◆ STATED EXERCISE ◆
Leave out the pictures and repeat every record exactly.

◆ INPUT MATERIAL ◆
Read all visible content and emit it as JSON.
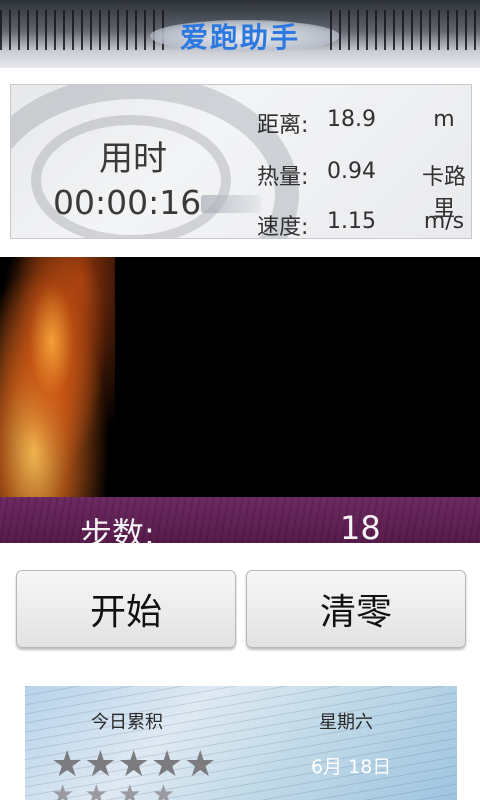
{
  "app": {
    "title": "爱跑助手"
  },
  "stats": {
    "time_label": "用时",
    "time_value": "00:00:16",
    "distance": {
      "label": "距离:",
      "value": "18.9",
      "unit": "m"
    },
    "calories": {
      "label": "热量:",
      "value": "0.94",
      "unit": "卡路里"
    },
    "speed": {
      "label": "速度:",
      "value": "1.15",
      "unit": "m/s"
    }
  },
  "steps": {
    "label": "步数:",
    "value": "18"
  },
  "buttons": {
    "start": "开始",
    "reset": "清零"
  },
  "summary": {
    "today_label": "今日累积",
    "weekday": "星期六",
    "date": "6月 18日",
    "stars_row1": "★★★★★",
    "stars_row2": "★ ★ ★ ★"
  },
  "colors": {
    "title_blue": "#2a78e0",
    "steps_bar": "#6e2a63",
    "flame_bg": "#000000"
  }
}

◆ RESPONSE BELOW ◆
Read all visible content and emit it as JSON.
{
  "app": {
    "title": "爱跑助手"
  },
  "stats": {
    "time_label": "用时",
    "time_value": "00:00:16",
    "distance": {
      "label": "距离:",
      "value": "18.9",
      "unit": "m"
    },
    "calories": {
      "label": "热量:",
      "value": "0.94",
      "unit": "卡路里"
    },
    "speed": {
      "label": "速度:",
      "value": "1.15",
      "unit": "m/s"
    }
  },
  "steps": {
    "label": "步数:",
    "value": "18"
  },
  "buttons": {
    "start": "开始",
    "reset": "清零"
  },
  "summary": {
    "today_label": "今日累积",
    "weekday": "星期六",
    "date": "6月 18日",
    "stars_row1": "★★★★★",
    "stars_row2": "★ ★ ★ ★"
  },
  "colors": {
    "title_blue": "#2a78e0",
    "steps_bar": "#6e2a63",
    "flame_bg": "#000000"
  }
}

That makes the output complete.